### Data shown

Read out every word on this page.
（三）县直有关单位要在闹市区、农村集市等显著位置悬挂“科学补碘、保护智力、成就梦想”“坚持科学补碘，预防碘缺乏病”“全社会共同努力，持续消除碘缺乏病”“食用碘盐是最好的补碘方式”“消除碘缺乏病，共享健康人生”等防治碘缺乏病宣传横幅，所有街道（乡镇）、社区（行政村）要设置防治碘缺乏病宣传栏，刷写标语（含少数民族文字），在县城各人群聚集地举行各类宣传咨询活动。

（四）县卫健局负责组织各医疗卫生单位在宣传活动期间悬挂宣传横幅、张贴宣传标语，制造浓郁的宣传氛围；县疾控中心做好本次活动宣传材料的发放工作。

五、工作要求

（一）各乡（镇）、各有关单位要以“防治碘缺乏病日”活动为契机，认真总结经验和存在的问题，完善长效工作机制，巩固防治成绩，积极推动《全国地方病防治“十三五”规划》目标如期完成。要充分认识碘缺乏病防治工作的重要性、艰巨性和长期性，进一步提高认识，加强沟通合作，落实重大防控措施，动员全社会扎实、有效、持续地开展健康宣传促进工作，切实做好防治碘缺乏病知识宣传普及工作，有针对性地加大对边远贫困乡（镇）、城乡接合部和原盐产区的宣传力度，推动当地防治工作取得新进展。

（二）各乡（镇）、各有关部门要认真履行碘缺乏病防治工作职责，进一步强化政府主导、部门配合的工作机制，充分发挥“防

### Exercise prompt
Each record must be returned exactly as it is written.

### Answer to this problem
Read out every word on this page.
（三）县直有关单位要在闹市区、农村集市等显著位置悬挂“科学补碘、保护智力、成就梦想”“坚持科学补碘，预防碘缺乏病”“全社会共同努力，持续消除碘缺乏病”“食用碘盐是最好的补碘方式”“消除碘缺乏病，共享健康人生”等防治碘缺乏病宣传横幅，所有街道（乡镇）、社区（行政村）要设置防治碘缺乏病宣传栏，刷写标语（含少数民族文字），在县城各人群聚集地举行各类宣传咨询活动。

（四）县卫健局负责组织各医疗卫生单位在宣传活动期间悬挂宣传横幅、张贴宣传标语，制造浓郁的宣传氛围；县疾控中心做好本次活动宣传材料的发放工作。

五、工作要求

（一）各乡（镇）、各有关单位要以“防治碘缺乏病日”活动为契机，认真总结经验和存在的问题，完善长效工作机制，巩固防治成绩，积极推动《全国地方病防治“十三五”规划》目标如期完成。要充分认识碘缺乏病防治工作的重要性、艰巨性和长期性，进一步提高认识，加强沟通合作，落实重大防控措施，动员全社会扎实、有效、持续地开展健康宣传促进工作，切实做好防治碘缺乏病知识宣传普及工作，有针对性地加大对边远贫困乡（镇）、城乡接合部和原盐产区的宣传力度，推动当地防治工作取得新进展。

（二）各乡（镇）、各有关部门要认真履行碘缺乏病防治工作职责，进一步强化政府主导、部门配合的工作机制，充分发挥“防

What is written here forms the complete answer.